Document excerpt:
%%
By R. Francis Rubio     Oct 25, 2010 in World
Canadian detainee Omar Khadr accepted a deal from the United States and pleaded guilty to all five counts of terrorism brought against him on Monday.
Guantanamo Bay, Cuba - Seated beside his Canadian lawyer and his U.S. Military lawyer, Reuters reports that Omar Khadr listened to the charges presented to him by judge Army Colonel Patric Parrish, and with his head in his hands Khadr admitted his guilt by answering "yes" to all five charges one by one.
Tabitha Speer, the widow of U.S. Sergeant 1st Class Christopher Speer who died as the result of a grenade attack by Khadr, sat in the front row crying and grasping her sister's hand as the admission of guilt was made.
Khadr is the fifth prisoner tried and convicted of terrorism charges overall, and the second under the Obama Administration since the establishment of the U.S. Military Tribunal Court shortly after 9/11 at the U.S. Naval Base, Guantanamo Bay.
%%
Provided material:
%%
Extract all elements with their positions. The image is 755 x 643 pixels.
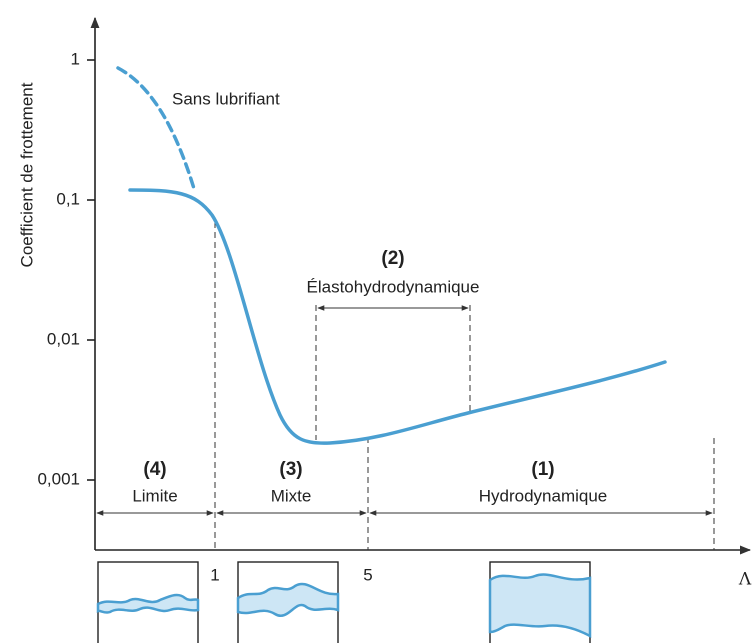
%%
Instruction:
Reproduce the Khadr article from "Guantanamo Bay, Cuba" up to and including "Base, Guantanamo Bay.", substituting "second row" for "front row". Work from the Khadr article alone, not the material.

Solved exercise:
Guantanamo Bay, Cuba - Seated beside his Canadian lawyer and his U.S. Military lawyer, Reuters reports that Omar Khadr listened to the charges presented to him by judge Army Colonel Patric Parrish, and with his head in his hands Khadr admitted his guilt by answering "yes" to all five charges one by one.
Tabitha Speer, the widow of U.S. Sergeant 1st Class Christopher Speer who died as the result of a grenade attack by Khadr, sat in the second row crying and grasping her sister's hand as the admission of guilt was made.
Khadr is the fifth prisoner tried and convicted of terrorism charges overall, and the second under the Obama Administration since the establishment of the U.S. Military Tribunal Court shortly after 9/11 at the U.S. Naval Base, Guantanamo Bay.